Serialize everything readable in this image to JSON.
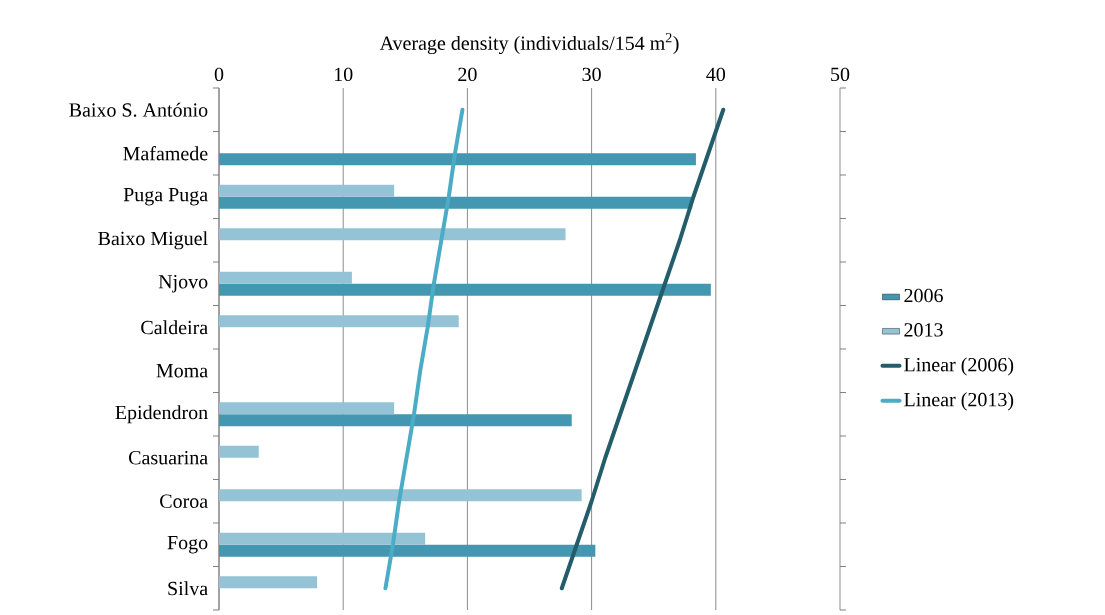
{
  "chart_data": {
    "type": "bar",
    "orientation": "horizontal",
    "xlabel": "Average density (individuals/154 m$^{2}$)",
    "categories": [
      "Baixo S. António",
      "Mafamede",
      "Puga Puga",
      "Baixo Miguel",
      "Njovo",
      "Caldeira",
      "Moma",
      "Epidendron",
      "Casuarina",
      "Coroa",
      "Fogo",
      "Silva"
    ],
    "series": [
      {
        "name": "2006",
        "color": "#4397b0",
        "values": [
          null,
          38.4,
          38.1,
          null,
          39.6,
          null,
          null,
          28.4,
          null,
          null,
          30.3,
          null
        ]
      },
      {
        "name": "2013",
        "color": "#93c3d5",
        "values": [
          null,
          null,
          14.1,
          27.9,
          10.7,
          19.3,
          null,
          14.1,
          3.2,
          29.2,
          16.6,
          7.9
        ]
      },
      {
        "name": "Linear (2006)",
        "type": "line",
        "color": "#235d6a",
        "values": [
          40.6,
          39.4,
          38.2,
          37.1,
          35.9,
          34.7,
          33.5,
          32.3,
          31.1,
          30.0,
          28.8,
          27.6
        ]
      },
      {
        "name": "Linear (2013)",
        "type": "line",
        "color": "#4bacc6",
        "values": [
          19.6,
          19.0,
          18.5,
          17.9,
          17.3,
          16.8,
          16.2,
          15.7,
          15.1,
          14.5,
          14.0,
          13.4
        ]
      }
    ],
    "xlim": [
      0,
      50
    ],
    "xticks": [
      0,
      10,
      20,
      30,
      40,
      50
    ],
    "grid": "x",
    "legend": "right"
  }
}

▶ What you will do
Select and copy each line from the data that includes the word "name".

▶ Task solution
        "name": "2006",
        "name": "2013",
        "name": "Linear (2006)",
        "name": "Linear (2013)",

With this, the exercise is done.